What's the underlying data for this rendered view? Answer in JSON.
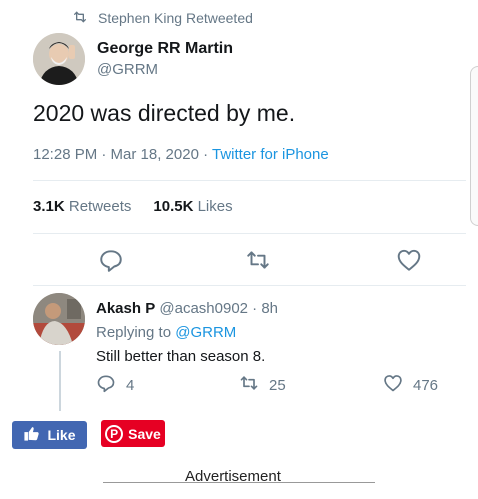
{
  "retweet": {
    "text": "Stephen King Retweeted",
    "icon": "retweet-icon"
  },
  "tweet": {
    "display_name": "George RR Martin",
    "handle": "@GRRM",
    "text": "2020 was directed by me.",
    "time": "12:28 PM · Mar 18, 2020 · ",
    "source": "Twitter for iPhone",
    "retweets_count": "3.1K",
    "retweets_label": "Retweets",
    "likes_count": "10.5K",
    "likes_label": "Likes"
  },
  "reply": {
    "display_name": "Akash P",
    "handle": "@acash0902 · 8h",
    "replying_prefix": "Replying to ",
    "replying_to": "@GRRM",
    "text": "Still better than season 8.",
    "reply_count": "4",
    "retweet_count": "25",
    "like_count": "476"
  },
  "share": {
    "like_label": "Like",
    "save_label": "Save",
    "facebook_color": "#4267b2",
    "pinterest_color": "#e60023"
  },
  "ad": {
    "label": "Advertisement"
  },
  "colors": {
    "link": "#1b95e0",
    "muted": "#657786",
    "text": "#14171a"
  }
}
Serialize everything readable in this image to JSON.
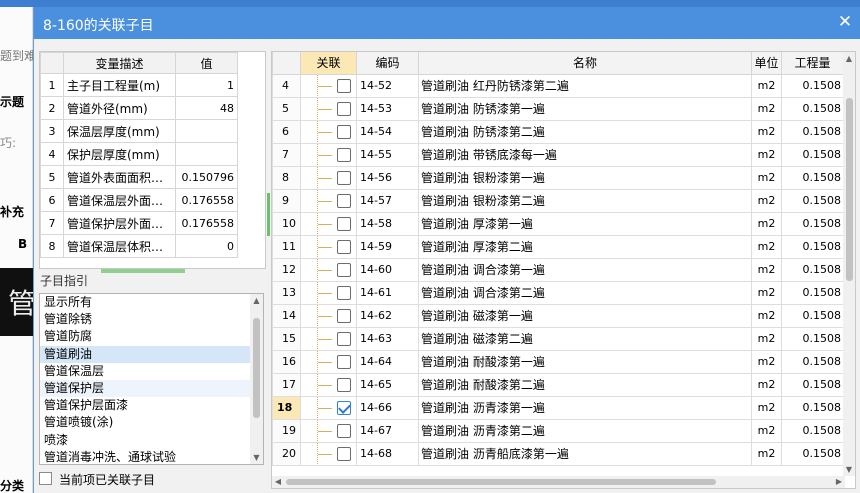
{
  "background": {
    "left_labels": [
      "题到难",
      "示题",
      "巧:",
      "补充",
      "B",
      "分类"
    ],
    "dark_text": "管"
  },
  "dialog": {
    "title": "8-160的关联子目",
    "close_glyph": "✕"
  },
  "variables": {
    "headers": [
      "变量描述",
      "值"
    ],
    "rows": [
      {
        "no": "1",
        "desc": "主子目工程量(m)",
        "value": "1"
      },
      {
        "no": "2",
        "desc": "管道外径(mm)",
        "value": "48"
      },
      {
        "no": "3",
        "desc": "保温层厚度(mm)",
        "value": ""
      },
      {
        "no": "4",
        "desc": "保护层厚度(mm)",
        "value": ""
      },
      {
        "no": "5",
        "desc": "管道外表面面积…",
        "value": "0.150796"
      },
      {
        "no": "6",
        "desc": "管道保温层外面…",
        "value": "0.176558"
      },
      {
        "no": "7",
        "desc": "管道保护层外面…",
        "value": "0.176558"
      },
      {
        "no": "8",
        "desc": "管道保温层体积…",
        "value": "0"
      }
    ]
  },
  "index": {
    "label": "子目指引",
    "items": [
      "显示所有",
      "管道除锈",
      "管道防腐",
      "管道刷油",
      "管道保温层",
      "管道保护层",
      "管道保护层面漆",
      "管道喷镀(涂)",
      "喷漆",
      "管道消毒冲洗、通球试验"
    ],
    "selected": 3,
    "highlight": 5,
    "checkbox_label": "当前项已关联子目"
  },
  "grid": {
    "headers": {
      "rel": "关联",
      "code": "编码",
      "name": "名称",
      "unit": "单位",
      "qty": "工程量"
    },
    "rows": [
      {
        "rn": "4",
        "code": "14-52",
        "name": "管道刷油 红丹防锈漆第二遍",
        "unit": "m2",
        "qty": "0.1508",
        "checked": false
      },
      {
        "rn": "5",
        "code": "14-53",
        "name": "管道刷油 防锈漆第一遍",
        "unit": "m2",
        "qty": "0.1508",
        "checked": false
      },
      {
        "rn": "6",
        "code": "14-54",
        "name": "管道刷油 防锈漆第二遍",
        "unit": "m2",
        "qty": "0.1508",
        "checked": false
      },
      {
        "rn": "7",
        "code": "14-55",
        "name": "管道刷油 带锈底漆每一遍",
        "unit": "m2",
        "qty": "0.1508",
        "checked": false
      },
      {
        "rn": "8",
        "code": "14-56",
        "name": "管道刷油 银粉漆第一遍",
        "unit": "m2",
        "qty": "0.1508",
        "checked": false
      },
      {
        "rn": "9",
        "code": "14-57",
        "name": "管道刷油 银粉漆第二遍",
        "unit": "m2",
        "qty": "0.1508",
        "checked": false
      },
      {
        "rn": "10",
        "code": "14-58",
        "name": "管道刷油 厚漆第一遍",
        "unit": "m2",
        "qty": "0.1508",
        "checked": false
      },
      {
        "rn": "11",
        "code": "14-59",
        "name": "管道刷油 厚漆第二遍",
        "unit": "m2",
        "qty": "0.1508",
        "checked": false
      },
      {
        "rn": "12",
        "code": "14-60",
        "name": "管道刷油 调合漆第一遍",
        "unit": "m2",
        "qty": "0.1508",
        "checked": false
      },
      {
        "rn": "13",
        "code": "14-61",
        "name": "管道刷油 调合漆第二遍",
        "unit": "m2",
        "qty": "0.1508",
        "checked": false
      },
      {
        "rn": "14",
        "code": "14-62",
        "name": "管道刷油 磁漆第一遍",
        "unit": "m2",
        "qty": "0.1508",
        "checked": false
      },
      {
        "rn": "15",
        "code": "14-63",
        "name": "管道刷油 磁漆第二遍",
        "unit": "m2",
        "qty": "0.1508",
        "checked": false
      },
      {
        "rn": "16",
        "code": "14-64",
        "name": "管道刷油 耐酸漆第一遍",
        "unit": "m2",
        "qty": "0.1508",
        "checked": false
      },
      {
        "rn": "17",
        "code": "14-65",
        "name": "管道刷油 耐酸漆第二遍",
        "unit": "m2",
        "qty": "0.1508",
        "checked": false
      },
      {
        "rn": "18",
        "code": "14-66",
        "name": "管道刷油 沥青漆第一遍",
        "unit": "m2",
        "qty": "0.1508",
        "checked": true
      },
      {
        "rn": "19",
        "code": "14-67",
        "name": "管道刷油 沥青漆第二遍",
        "unit": "m2",
        "qty": "0.1508",
        "checked": false
      },
      {
        "rn": "20",
        "code": "14-68",
        "name": "管道刷油 沥青船底漆第一遍",
        "unit": "m2",
        "qty": "0.1508",
        "checked": false
      }
    ],
    "current_row": 14
  },
  "colors": {
    "title_bar": "#4a90de",
    "highlight": "#fbe8b5",
    "selection": "#d4e6f7"
  }
}
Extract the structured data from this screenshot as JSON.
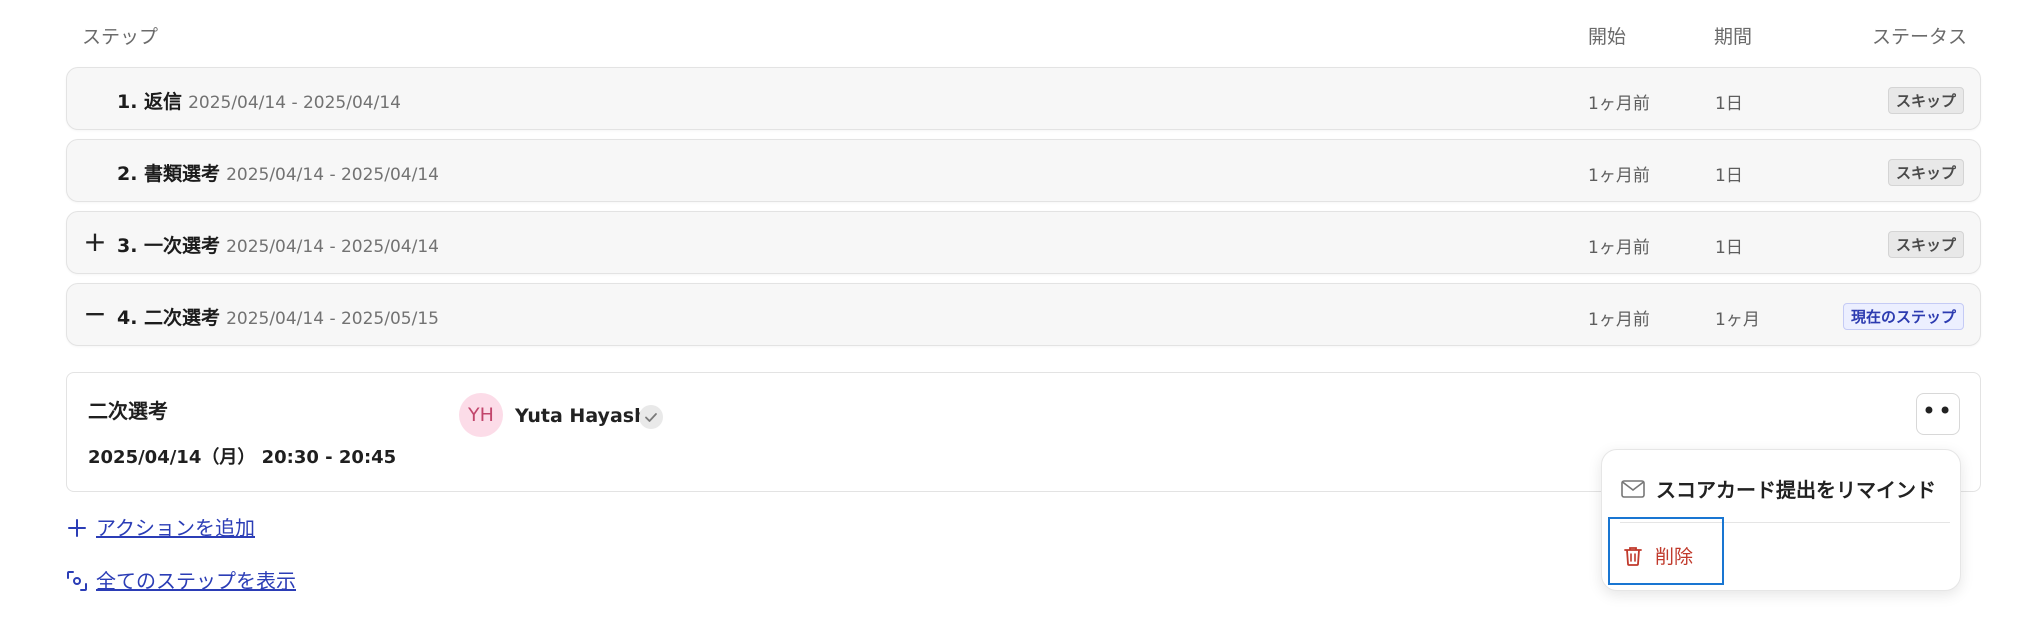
{
  "table_header": {
    "step": "ステップ",
    "start": "開始",
    "duration": "期間",
    "status": "ステータス"
  },
  "steps": [
    {
      "title": "1. 返信",
      "date_range": "2025/04/14 - 2025/04/14",
      "start": "1ヶ月前",
      "duration": "1日",
      "status": "スキップ",
      "toggle": ""
    },
    {
      "title": "2. 書類選考",
      "date_range": "2025/04/14 - 2025/04/14",
      "start": "1ヶ月前",
      "duration": "1日",
      "status": "スキップ",
      "toggle": ""
    },
    {
      "title": "3. 一次選考",
      "date_range": "2025/04/14 - 2025/04/14",
      "start": "1ヶ月前",
      "duration": "1日",
      "status": "スキップ",
      "toggle": "+"
    },
    {
      "title": "4. 二次選考",
      "date_range": "2025/04/14 - 2025/05/15",
      "start": "1ヶ月前",
      "duration": "1ヶ月",
      "status": "現在のステップ",
      "toggle": "−"
    }
  ],
  "detail": {
    "title": "二次選考",
    "datetime": "2025/04/14（月） 20:30 - 20:45",
    "avatar_initials": "YH",
    "user_name": "Yuta Hayashi",
    "more_label": "••"
  },
  "actions": {
    "add_action": "アクションを追加",
    "show_all_steps": "全てのステップを表示"
  },
  "menu": {
    "remind": "スコアカード提出をリマインド",
    "delete": "削除"
  },
  "colors": {
    "link": "#2b3db6",
    "danger": "#c0392b",
    "current_badge": "#2c3bb0",
    "focus_outline": "#1976d2"
  }
}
○ ○ ○
**WHAT THIS TASK INVOLVES**
Sift through the entries and copy every line with "JSON".

**RESULT**
What's the underlying data for this rendered view? Answer in JSON.
Serialize everything readable in this image to JSON.
Extract the structured data from this screenshot as JSON.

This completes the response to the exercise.